[Records]
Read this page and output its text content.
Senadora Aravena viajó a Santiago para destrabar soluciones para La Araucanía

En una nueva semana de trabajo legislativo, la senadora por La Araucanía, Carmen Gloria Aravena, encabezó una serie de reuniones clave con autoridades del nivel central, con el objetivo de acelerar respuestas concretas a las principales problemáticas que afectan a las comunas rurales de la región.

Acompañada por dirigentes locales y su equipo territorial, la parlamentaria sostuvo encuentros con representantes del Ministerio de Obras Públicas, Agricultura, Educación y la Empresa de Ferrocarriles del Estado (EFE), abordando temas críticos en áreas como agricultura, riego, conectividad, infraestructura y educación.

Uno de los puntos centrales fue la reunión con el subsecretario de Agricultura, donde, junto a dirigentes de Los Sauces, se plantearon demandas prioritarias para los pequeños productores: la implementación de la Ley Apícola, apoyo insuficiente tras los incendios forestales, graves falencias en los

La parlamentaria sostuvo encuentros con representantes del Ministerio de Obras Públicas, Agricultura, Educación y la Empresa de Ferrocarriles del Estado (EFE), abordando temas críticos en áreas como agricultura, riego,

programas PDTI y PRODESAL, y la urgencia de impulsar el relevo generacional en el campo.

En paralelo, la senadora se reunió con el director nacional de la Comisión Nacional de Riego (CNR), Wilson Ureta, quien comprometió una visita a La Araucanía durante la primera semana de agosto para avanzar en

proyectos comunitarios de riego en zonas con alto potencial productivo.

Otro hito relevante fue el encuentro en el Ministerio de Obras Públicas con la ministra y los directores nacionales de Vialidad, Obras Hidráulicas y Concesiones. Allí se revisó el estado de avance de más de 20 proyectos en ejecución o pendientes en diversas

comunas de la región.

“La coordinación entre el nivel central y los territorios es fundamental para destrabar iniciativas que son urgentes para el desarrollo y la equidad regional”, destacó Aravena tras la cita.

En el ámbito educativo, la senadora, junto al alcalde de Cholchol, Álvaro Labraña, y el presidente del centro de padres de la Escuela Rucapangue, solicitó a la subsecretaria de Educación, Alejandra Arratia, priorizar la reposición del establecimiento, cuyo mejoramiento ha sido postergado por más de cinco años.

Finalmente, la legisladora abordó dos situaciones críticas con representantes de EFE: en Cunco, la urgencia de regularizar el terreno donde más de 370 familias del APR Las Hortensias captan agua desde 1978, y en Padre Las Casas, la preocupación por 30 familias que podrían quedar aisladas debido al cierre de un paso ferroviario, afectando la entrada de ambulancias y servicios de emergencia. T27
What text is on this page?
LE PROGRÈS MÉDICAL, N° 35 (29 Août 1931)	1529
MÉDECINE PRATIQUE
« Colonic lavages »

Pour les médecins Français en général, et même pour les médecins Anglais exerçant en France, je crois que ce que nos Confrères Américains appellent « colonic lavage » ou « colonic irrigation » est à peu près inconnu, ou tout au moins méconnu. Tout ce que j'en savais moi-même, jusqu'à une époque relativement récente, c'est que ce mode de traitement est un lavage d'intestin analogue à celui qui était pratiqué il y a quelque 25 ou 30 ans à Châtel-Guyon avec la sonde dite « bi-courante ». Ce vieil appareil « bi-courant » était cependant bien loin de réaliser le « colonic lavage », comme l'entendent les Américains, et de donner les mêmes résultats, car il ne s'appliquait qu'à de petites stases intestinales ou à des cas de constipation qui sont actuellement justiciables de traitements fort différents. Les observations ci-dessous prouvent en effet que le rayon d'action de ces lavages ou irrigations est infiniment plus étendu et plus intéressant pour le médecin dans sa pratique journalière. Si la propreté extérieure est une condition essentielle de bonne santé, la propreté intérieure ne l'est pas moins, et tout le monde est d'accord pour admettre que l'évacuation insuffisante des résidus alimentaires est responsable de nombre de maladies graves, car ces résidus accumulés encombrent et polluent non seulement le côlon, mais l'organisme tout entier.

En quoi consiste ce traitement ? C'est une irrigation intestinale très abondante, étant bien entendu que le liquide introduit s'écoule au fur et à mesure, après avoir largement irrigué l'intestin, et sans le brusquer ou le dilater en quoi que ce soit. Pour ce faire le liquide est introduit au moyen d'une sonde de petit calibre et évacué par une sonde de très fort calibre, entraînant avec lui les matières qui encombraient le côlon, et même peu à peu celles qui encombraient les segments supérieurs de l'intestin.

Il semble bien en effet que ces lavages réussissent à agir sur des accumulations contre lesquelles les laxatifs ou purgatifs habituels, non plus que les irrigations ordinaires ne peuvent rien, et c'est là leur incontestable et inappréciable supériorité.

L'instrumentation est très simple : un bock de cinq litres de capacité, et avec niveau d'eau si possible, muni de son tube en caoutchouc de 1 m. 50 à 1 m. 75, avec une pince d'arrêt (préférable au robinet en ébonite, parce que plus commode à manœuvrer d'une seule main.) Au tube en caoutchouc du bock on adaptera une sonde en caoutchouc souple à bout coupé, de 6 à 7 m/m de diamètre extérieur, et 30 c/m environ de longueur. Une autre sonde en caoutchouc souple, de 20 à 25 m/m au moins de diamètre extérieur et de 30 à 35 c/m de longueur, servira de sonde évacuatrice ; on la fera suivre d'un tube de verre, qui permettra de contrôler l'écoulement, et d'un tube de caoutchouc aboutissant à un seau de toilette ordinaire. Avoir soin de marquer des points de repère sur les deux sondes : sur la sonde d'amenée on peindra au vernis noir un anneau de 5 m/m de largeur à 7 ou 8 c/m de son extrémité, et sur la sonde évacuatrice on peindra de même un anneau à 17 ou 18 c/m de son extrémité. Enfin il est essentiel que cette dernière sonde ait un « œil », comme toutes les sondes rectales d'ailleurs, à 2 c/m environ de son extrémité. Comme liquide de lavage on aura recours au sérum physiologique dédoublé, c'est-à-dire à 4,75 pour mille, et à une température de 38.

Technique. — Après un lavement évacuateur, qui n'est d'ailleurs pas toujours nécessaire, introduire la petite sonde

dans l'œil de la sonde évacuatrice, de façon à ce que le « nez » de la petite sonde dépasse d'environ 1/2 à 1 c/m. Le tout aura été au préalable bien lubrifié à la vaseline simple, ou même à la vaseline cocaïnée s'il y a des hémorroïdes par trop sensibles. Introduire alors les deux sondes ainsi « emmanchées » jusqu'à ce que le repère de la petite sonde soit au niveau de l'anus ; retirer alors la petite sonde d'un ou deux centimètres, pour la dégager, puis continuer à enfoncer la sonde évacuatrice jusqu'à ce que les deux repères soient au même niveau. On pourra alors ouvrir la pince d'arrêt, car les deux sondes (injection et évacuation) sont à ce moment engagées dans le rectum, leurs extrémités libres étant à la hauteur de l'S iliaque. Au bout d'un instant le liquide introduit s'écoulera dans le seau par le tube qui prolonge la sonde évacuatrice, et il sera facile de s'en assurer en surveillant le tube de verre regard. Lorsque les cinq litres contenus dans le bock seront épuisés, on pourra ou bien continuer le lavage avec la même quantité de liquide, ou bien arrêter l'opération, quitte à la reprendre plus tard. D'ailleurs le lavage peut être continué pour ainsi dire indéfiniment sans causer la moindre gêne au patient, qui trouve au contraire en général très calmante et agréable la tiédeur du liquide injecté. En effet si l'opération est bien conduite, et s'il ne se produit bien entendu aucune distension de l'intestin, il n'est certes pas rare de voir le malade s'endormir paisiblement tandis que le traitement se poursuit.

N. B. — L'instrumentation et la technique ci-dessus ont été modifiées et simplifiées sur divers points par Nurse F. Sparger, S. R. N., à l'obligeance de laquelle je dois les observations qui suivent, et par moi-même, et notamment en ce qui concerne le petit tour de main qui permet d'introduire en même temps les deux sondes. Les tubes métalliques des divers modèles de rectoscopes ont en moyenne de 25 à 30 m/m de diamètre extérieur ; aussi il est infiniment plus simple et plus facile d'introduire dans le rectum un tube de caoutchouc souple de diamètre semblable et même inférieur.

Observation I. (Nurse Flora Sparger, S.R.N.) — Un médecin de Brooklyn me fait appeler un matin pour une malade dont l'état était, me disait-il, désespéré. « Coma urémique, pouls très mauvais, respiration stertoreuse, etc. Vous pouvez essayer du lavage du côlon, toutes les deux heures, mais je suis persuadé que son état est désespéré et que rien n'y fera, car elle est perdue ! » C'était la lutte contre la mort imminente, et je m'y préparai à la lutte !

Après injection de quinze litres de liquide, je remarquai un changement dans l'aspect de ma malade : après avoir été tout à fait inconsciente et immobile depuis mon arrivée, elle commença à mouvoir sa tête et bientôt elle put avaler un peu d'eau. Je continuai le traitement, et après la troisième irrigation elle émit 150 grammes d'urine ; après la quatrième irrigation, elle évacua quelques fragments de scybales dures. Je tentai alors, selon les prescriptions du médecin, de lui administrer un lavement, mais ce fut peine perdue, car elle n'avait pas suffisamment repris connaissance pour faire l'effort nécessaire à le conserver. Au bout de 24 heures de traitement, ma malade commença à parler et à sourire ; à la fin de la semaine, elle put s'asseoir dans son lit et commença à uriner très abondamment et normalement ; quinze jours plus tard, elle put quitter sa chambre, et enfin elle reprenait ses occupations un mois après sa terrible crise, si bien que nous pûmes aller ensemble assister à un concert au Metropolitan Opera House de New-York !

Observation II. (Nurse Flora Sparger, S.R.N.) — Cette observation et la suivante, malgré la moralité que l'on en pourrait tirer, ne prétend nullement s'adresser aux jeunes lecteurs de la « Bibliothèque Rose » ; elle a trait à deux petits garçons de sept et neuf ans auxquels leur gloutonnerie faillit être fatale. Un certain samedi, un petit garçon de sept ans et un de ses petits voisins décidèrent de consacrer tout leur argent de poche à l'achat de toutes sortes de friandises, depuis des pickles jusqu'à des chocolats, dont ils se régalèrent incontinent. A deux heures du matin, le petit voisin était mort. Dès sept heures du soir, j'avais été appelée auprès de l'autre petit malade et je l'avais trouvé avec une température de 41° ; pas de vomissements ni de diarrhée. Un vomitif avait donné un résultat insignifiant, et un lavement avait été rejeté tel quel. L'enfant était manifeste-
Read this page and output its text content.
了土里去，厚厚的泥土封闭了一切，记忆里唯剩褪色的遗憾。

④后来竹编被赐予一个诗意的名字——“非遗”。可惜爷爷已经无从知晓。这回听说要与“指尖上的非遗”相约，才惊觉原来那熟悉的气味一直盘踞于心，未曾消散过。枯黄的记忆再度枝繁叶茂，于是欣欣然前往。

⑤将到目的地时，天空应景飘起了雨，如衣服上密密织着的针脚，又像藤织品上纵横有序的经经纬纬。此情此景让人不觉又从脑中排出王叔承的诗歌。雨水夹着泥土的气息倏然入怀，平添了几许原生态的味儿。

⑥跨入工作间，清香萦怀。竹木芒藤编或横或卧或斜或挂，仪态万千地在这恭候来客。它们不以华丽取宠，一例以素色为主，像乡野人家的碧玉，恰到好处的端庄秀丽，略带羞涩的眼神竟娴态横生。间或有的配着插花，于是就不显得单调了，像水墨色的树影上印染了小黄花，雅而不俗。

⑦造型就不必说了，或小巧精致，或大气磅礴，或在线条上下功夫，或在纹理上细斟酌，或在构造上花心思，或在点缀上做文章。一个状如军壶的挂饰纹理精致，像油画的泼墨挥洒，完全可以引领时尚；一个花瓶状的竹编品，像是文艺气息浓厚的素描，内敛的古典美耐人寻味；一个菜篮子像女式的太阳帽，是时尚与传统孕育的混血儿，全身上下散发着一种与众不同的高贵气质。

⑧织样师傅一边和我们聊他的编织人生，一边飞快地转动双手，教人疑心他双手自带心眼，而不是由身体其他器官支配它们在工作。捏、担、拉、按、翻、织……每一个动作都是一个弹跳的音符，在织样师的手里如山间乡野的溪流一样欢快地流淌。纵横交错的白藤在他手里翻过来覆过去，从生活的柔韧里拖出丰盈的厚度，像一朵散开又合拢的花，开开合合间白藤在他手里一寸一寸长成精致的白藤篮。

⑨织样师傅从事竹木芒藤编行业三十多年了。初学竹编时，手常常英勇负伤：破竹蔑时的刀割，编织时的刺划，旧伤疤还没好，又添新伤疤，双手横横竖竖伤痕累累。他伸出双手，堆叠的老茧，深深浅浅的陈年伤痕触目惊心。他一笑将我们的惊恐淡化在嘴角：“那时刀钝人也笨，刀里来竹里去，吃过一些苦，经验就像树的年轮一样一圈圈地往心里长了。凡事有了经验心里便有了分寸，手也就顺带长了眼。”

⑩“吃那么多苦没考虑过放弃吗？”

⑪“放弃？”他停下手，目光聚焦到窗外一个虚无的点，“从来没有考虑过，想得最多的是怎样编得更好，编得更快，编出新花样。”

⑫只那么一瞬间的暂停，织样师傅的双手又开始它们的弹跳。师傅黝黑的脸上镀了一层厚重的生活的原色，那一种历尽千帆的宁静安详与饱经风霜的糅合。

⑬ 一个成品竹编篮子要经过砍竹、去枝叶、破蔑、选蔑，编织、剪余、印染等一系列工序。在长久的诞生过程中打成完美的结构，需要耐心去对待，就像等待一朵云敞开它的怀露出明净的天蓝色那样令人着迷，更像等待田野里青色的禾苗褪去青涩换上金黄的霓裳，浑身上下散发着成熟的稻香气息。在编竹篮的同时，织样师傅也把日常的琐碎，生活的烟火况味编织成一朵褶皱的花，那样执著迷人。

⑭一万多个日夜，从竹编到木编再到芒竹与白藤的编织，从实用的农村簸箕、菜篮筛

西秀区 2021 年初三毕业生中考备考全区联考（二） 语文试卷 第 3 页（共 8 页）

• **WHAT THE TASK REQUIRES**: Identify and copy the lines holding the word "fait".

• **SOLUTION**:
Observation I. (Nurse Flora Sparger, S.R.N.) — Un médecin de Brooklyn me fait appeler un matin pour une malade dont l'état était, me disait-il, désespéré. « Coma urémique, pouls très mauvais, respiration stertoreuse, etc. Vous pouvez essayer du lavage du côlon, toutes les deux heures, mais je suis persuadé que son état est désespéré et que rien n'y fera, car elle est perdue ! » C'était la lutte contre la mort imminente, et je m'y préparai à la lutte !
Après injection de quinze litres de liquide, je remarquai un changement dans l'aspect de ma malade : après avoir été tout à fait inconsciente et immobile depuis mon arrivée, elle commença à mouvoir sa tête et bientôt elle put avaler un peu d'eau. Je continuai le traitement, et après la troisième irrigation elle émit 150 grammes d'urine ; après la quatrième irrigation, elle évacua quelques fragments de scybales dures. Je tentai alors, selon les prescriptions du médecin, de lui administrer un lavement, mais ce fut peine perdue, car elle n'avait pas suffisamment repris connaissance pour faire l'effort nécessaire à le conserver. Au bout de 24 heures de traitement, ma malade commença à parler et à sourire ; à la fin de la semaine, elle put s'asseoir dans son lit et commença à uriner très abondamment et normalement ; quinze jours plus tard, elle put quitter sa chambre, et enfin elle reprenait ses occupations un mois après sa terrible crise, si bien que nous pûmes aller ensemble assister à un concert au Metropolitan Opera House de New-York !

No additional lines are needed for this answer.